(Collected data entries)
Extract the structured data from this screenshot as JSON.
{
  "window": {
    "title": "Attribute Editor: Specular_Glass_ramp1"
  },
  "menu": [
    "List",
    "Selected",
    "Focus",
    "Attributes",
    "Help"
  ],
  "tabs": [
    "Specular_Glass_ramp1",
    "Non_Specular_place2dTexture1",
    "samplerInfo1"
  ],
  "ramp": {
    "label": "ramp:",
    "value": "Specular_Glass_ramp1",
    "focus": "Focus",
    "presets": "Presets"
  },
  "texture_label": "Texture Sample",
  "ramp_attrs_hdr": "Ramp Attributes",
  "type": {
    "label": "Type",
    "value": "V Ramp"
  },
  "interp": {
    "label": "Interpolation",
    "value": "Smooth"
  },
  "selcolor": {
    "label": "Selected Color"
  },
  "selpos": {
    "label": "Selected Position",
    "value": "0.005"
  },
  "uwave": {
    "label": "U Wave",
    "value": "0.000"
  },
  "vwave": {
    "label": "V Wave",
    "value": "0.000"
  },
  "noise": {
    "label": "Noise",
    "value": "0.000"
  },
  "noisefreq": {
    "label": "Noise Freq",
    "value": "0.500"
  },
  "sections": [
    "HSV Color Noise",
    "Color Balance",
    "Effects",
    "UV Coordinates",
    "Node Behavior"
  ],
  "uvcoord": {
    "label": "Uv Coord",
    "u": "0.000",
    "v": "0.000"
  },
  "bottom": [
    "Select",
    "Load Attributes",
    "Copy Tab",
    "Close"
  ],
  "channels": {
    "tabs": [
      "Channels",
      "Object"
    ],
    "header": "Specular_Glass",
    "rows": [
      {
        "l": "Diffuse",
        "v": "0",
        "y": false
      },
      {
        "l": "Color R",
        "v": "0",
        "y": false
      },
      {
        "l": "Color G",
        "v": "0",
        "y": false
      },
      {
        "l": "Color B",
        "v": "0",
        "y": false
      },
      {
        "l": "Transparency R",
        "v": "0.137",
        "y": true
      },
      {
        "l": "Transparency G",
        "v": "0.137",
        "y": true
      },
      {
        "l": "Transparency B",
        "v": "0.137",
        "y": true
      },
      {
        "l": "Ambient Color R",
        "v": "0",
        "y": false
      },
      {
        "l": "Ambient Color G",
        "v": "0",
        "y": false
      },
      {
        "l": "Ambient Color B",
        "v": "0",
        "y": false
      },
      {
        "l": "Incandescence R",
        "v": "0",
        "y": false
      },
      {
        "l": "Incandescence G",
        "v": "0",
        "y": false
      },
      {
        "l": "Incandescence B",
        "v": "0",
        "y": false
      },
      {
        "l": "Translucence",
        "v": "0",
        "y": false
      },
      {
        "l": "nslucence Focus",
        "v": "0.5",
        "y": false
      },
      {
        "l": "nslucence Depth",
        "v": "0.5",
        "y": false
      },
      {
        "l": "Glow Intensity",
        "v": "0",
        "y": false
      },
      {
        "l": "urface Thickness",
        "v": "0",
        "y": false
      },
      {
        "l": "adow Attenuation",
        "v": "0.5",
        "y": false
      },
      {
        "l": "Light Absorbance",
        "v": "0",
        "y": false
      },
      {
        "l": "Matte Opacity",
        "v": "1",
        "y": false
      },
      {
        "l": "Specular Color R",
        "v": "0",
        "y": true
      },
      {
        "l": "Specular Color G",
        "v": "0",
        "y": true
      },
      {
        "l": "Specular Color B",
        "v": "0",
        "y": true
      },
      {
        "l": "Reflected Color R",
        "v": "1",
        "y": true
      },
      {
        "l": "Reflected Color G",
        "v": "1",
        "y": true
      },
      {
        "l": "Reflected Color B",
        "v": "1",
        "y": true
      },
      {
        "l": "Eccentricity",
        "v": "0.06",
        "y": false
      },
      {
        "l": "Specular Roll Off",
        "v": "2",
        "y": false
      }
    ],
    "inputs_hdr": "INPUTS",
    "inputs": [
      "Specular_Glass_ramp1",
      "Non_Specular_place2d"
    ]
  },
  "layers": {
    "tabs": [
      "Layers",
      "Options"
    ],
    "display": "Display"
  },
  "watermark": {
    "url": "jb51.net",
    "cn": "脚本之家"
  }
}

# [Exercise instructions]
Each line of the material above needs to be quoted exactly, please.

# [Written solution]
Extract the structured data from this screenshot as JSON.
{
  "window": {
    "title": "Attribute Editor: Specular_Glass_ramp1"
  },
  "menu": [
    "List",
    "Selected",
    "Focus",
    "Attributes",
    "Help"
  ],
  "tabs": [
    "Specular_Glass_ramp1",
    "Non_Specular_place2dTexture1",
    "samplerInfo1"
  ],
  "ramp": {
    "label": "ramp:",
    "value": "Specular_Glass_ramp1",
    "focus": "Focus",
    "presets": "Presets"
  },
  "texture_label": "Texture Sample",
  "ramp_attrs_hdr": "Ramp Attributes",
  "type": {
    "label": "Type",
    "value": "V Ramp"
  },
  "interp": {
    "label": "Interpolation",
    "value": "Smooth"
  },
  "selcolor": {
    "label": "Selected Color"
  },
  "selpos": {
    "label": "Selected Position",
    "value": "0.005"
  },
  "uwave": {
    "label": "U Wave",
    "value": "0.000"
  },
  "vwave": {
    "label": "V Wave",
    "value": "0.000"
  },
  "noise": {
    "label": "Noise",
    "value": "0.000"
  },
  "noisefreq": {
    "label": "Noise Freq",
    "value": "0.500"
  },
  "sections": [
    "HSV Color Noise",
    "Color Balance",
    "Effects",
    "UV Coordinates",
    "Node Behavior"
  ],
  "uvcoord": {
    "label": "Uv Coord",
    "u": "0.000",
    "v": "0.000"
  },
  "bottom": [
    "Select",
    "Load Attributes",
    "Copy Tab",
    "Close"
  ],
  "channels": {
    "tabs": [
      "Channels",
      "Object"
    ],
    "header": "Specular_Glass",
    "rows": [
      {
        "l": "Diffuse",
        "v": "0",
        "y": false
      },
      {
        "l": "Color R",
        "v": "0",
        "y": false
      },
      {
        "l": "Color G",
        "v": "0",
        "y": false
      },
      {
        "l": "Color B",
        "v": "0",
        "y": false
      },
      {
        "l": "Transparency R",
        "v": "0.137",
        "y": true
      },
      {
        "l": "Transparency G",
        "v": "0.137",
        "y": true
      },
      {
        "l": "Transparency B",
        "v": "0.137",
        "y": true
      },
      {
        "l": "Ambient Color R",
        "v": "0",
        "y": false
      },
      {
        "l": "Ambient Color G",
        "v": "0",
        "y": false
      },
      {
        "l": "Ambient Color B",
        "v": "0",
        "y": false
      },
      {
        "l": "Incandescence R",
        "v": "0",
        "y": false
      },
      {
        "l": "Incandescence G",
        "v": "0",
        "y": false
      },
      {
        "l": "Incandescence B",
        "v": "0",
        "y": false
      },
      {
        "l": "Translucence",
        "v": "0",
        "y": false
      },
      {
        "l": "nslucence Focus",
        "v": "0.5",
        "y": false
      },
      {
        "l": "nslucence Depth",
        "v": "0.5",
        "y": false
      },
      {
        "l": "Glow Intensity",
        "v": "0",
        "y": false
      },
      {
        "l": "urface Thickness",
        "v": "0",
        "y": false
      },
      {
        "l": "adow Attenuation",
        "v": "0.5",
        "y": false
      },
      {
        "l": "Light Absorbance",
        "v": "0",
        "y": false
      },
      {
        "l": "Matte Opacity",
        "v": "1",
        "y": false
      },
      {
        "l": "Specular Color R",
        "v": "0",
        "y": true
      },
      {
        "l": "Specular Color G",
        "v": "0",
        "y": true
      },
      {
        "l": "Specular Color B",
        "v": "0",
        "y": true
      },
      {
        "l": "Reflected Color R",
        "v": "1",
        "y": true
      },
      {
        "l": "Reflected Color G",
        "v": "1",
        "y": true
      },
      {
        "l": "Reflected Color B",
        "v": "1",
        "y": true
      },
      {
        "l": "Eccentricity",
        "v": "0.06",
        "y": false
      },
      {
        "l": "Specular Roll Off",
        "v": "2",
        "y": false
      }
    ],
    "inputs_hdr": "INPUTS",
    "inputs": [
      "Specular_Glass_ramp1",
      "Non_Specular_place2d"
    ]
  },
  "layers": {
    "tabs": [
      "Layers",
      "Options"
    ],
    "display": "Display"
  },
  "watermark": {
    "url": "jb51.net",
    "cn": "脚本之家"
  }
}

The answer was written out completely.